Assigned task
Scan the entries that follow and copy out every line containing "FRUIT".

>>>

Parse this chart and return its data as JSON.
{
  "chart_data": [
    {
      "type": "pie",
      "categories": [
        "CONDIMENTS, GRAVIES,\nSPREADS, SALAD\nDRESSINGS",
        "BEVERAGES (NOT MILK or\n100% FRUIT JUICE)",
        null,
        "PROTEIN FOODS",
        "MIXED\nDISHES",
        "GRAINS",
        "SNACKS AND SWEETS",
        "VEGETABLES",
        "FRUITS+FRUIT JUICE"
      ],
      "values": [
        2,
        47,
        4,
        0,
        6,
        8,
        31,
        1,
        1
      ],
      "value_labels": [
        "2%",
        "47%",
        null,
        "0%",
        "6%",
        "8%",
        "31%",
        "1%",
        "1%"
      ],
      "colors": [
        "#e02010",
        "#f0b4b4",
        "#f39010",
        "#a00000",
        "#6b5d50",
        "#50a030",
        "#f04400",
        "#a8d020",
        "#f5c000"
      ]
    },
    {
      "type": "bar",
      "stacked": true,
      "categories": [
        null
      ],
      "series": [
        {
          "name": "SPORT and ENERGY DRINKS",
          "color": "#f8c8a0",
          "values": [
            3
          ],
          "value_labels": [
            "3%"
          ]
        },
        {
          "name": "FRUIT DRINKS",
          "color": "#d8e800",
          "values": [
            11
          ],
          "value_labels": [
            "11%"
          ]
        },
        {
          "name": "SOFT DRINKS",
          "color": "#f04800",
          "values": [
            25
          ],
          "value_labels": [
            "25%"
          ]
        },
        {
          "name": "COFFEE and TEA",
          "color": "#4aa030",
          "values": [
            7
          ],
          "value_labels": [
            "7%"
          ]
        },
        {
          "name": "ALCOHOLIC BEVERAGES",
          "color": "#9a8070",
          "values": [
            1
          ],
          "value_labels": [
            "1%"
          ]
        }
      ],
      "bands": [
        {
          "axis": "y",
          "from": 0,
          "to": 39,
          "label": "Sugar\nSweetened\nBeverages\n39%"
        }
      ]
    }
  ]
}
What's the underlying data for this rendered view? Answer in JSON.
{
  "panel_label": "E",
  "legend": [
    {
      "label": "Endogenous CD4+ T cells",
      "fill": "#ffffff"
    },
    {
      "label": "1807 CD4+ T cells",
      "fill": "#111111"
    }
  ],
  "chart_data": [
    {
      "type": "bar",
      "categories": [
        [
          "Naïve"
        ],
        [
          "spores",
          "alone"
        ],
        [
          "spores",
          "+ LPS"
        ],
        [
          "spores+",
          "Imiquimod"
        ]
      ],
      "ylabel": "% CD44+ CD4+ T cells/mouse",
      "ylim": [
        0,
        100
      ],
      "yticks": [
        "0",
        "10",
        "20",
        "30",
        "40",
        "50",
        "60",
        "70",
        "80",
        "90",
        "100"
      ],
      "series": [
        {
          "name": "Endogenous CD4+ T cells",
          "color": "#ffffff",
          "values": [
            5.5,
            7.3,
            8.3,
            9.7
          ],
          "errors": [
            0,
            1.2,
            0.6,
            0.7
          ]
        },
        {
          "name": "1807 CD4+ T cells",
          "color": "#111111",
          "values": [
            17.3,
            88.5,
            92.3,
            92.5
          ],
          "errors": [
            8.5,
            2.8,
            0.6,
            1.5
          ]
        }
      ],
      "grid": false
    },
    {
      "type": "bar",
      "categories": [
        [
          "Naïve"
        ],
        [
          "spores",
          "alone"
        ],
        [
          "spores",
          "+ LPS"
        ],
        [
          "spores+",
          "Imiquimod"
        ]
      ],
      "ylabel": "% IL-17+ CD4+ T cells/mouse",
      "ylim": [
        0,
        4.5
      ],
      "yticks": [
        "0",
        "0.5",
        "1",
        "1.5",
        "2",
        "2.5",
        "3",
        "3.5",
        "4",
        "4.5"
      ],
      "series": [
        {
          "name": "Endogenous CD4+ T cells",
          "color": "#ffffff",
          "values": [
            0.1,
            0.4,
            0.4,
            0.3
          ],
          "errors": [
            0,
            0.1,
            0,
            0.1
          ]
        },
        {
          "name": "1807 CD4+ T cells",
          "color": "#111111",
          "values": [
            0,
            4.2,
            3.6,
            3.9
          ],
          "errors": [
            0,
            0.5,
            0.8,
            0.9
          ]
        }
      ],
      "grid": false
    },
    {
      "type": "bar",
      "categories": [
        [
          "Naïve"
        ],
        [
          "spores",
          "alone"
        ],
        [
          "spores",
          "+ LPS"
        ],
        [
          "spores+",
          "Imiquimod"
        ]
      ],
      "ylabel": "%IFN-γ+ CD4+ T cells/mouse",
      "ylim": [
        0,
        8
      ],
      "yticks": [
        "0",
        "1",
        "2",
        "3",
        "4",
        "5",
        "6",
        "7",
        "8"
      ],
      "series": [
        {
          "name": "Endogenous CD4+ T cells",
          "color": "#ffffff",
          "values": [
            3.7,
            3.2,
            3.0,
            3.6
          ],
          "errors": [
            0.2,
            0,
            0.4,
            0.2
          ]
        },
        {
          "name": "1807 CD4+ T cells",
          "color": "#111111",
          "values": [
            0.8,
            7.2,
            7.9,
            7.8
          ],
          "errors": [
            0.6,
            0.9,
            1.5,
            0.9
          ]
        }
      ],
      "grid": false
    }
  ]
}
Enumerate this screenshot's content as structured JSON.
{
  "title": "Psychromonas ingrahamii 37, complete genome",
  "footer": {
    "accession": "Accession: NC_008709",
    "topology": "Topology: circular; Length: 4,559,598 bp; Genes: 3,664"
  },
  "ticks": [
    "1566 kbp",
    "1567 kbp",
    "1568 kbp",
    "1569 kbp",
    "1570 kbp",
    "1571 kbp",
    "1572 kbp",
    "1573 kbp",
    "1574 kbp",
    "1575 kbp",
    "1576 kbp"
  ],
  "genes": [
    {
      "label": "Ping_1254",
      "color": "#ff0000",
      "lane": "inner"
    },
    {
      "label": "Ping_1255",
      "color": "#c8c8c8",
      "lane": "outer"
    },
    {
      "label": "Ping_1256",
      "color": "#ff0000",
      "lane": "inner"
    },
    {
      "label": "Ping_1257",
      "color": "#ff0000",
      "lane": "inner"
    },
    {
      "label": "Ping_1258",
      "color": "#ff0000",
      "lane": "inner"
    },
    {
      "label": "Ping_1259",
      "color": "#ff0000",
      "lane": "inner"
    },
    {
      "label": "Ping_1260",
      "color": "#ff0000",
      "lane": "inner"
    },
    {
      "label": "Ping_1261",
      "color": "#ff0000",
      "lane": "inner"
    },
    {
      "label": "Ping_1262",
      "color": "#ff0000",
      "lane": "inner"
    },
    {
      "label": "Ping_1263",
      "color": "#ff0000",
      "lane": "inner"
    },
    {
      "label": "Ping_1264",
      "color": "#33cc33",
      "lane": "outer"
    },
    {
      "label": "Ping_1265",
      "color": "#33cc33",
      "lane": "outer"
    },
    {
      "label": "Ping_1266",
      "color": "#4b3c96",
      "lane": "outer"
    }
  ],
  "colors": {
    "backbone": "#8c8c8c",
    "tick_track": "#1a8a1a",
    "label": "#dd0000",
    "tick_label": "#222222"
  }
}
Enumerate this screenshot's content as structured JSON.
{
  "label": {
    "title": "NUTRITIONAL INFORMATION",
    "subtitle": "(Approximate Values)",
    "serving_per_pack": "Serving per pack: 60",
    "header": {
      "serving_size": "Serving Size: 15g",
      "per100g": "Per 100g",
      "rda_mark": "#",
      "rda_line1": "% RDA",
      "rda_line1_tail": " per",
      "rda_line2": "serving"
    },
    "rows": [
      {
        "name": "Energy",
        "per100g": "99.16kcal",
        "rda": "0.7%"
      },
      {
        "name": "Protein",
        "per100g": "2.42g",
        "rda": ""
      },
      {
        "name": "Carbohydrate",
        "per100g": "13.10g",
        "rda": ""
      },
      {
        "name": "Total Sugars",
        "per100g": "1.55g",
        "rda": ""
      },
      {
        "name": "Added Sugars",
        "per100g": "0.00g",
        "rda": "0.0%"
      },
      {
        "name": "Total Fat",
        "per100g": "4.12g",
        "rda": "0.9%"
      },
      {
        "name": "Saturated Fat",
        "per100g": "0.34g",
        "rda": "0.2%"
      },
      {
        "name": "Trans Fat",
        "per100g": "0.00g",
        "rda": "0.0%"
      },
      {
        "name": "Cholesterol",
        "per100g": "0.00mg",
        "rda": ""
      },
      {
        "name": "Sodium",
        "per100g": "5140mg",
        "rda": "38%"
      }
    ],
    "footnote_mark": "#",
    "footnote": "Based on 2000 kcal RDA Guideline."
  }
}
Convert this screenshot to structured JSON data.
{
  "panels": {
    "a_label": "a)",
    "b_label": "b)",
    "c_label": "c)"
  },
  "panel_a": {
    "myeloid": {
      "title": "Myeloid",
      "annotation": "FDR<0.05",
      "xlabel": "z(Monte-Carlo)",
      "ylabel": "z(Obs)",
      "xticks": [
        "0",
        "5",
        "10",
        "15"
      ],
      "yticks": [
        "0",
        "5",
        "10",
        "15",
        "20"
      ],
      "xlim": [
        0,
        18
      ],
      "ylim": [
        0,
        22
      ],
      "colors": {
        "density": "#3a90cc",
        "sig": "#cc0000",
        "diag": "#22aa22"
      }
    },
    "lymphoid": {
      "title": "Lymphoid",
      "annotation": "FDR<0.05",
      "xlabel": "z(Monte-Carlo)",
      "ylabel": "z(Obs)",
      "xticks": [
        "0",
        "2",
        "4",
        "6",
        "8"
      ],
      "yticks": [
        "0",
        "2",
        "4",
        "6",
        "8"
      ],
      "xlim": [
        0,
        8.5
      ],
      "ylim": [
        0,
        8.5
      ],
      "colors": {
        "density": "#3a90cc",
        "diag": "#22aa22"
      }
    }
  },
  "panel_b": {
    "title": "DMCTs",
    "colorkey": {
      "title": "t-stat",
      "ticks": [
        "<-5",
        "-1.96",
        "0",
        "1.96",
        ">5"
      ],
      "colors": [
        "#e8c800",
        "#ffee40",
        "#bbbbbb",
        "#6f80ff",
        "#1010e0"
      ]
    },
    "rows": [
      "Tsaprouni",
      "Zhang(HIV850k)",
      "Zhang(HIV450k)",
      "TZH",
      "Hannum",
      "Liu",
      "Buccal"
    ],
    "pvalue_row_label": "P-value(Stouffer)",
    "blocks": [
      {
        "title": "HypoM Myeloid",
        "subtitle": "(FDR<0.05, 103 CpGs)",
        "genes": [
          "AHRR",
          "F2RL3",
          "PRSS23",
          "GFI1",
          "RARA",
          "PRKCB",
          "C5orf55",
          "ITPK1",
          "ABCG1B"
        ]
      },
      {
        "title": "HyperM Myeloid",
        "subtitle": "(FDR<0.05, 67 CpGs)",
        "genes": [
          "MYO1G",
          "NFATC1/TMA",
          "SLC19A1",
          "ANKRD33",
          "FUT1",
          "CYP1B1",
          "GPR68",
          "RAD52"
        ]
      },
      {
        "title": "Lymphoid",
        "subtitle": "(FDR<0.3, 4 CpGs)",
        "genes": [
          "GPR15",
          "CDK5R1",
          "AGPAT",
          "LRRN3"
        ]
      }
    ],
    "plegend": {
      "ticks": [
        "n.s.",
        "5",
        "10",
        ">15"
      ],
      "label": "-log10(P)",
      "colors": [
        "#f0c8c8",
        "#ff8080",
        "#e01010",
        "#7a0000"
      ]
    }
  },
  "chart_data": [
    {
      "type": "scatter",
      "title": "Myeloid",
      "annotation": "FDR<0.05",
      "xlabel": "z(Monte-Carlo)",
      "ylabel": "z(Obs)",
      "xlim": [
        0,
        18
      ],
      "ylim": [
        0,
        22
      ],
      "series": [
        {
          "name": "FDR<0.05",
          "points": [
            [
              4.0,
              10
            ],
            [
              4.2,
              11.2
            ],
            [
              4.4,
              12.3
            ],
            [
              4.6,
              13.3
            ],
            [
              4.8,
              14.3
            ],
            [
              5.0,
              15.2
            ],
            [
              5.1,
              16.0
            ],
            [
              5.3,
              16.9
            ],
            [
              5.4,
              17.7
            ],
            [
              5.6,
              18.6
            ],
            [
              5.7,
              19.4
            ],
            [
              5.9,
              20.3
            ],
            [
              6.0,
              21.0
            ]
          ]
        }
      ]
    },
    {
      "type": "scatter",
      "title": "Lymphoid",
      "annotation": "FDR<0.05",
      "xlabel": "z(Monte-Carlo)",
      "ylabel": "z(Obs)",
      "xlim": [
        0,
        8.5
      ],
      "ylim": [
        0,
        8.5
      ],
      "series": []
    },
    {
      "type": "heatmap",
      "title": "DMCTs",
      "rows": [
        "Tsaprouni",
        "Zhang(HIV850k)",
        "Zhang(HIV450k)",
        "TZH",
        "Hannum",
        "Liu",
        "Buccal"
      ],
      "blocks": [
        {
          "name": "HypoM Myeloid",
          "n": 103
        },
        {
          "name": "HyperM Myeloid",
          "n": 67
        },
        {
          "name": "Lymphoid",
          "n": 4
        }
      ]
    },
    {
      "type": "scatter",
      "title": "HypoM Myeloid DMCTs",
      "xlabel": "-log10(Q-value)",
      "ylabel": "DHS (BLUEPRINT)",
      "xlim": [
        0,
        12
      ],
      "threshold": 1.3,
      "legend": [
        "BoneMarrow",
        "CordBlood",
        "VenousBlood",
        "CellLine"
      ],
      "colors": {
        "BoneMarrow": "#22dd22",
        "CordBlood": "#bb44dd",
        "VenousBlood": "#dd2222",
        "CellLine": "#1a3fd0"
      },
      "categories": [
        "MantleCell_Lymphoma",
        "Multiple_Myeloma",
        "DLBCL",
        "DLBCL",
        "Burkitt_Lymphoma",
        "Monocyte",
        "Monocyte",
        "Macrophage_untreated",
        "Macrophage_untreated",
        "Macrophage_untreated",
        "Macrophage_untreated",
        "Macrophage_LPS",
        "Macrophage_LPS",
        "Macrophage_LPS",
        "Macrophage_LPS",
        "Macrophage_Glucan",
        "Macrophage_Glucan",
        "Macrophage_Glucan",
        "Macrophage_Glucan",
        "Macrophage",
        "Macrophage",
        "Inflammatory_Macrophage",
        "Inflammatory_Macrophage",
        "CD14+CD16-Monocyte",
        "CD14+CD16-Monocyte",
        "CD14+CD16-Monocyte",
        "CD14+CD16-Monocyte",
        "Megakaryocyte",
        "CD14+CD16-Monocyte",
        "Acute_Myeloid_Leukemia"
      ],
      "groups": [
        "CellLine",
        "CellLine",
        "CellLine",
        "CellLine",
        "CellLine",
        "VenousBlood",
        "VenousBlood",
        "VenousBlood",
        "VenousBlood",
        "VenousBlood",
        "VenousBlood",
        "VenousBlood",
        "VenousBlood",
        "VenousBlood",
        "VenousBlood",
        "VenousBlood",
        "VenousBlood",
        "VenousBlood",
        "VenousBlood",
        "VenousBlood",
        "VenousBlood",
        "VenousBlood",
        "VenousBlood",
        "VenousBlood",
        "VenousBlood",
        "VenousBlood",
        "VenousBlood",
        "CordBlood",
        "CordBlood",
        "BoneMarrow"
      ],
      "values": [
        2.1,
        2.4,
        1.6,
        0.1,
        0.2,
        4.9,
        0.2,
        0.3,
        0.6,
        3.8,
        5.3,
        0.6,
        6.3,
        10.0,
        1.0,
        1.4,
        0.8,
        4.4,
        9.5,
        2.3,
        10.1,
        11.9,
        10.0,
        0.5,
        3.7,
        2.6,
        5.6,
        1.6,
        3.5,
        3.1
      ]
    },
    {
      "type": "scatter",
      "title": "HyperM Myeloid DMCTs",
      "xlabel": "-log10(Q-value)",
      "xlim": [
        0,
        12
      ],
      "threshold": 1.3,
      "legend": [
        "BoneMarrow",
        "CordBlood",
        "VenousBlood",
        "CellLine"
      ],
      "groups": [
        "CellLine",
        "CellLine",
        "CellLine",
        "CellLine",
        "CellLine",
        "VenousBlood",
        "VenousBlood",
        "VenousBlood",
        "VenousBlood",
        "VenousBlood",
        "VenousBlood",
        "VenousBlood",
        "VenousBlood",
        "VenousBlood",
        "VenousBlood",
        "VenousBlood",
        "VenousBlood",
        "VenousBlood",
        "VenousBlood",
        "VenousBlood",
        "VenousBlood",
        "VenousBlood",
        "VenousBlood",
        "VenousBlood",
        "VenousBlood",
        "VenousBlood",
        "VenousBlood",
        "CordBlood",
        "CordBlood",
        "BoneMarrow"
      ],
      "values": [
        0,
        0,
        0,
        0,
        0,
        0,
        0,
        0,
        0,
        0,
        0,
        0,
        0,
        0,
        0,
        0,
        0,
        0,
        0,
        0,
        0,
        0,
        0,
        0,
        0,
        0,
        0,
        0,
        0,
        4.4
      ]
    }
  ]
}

<<<

Solution below
        "BEVERAGES (NOT MILK or\n100% FRUIT JUICE)",
        "FRUITS+FRUIT JUICE"
          "name": "FRUIT DRINKS",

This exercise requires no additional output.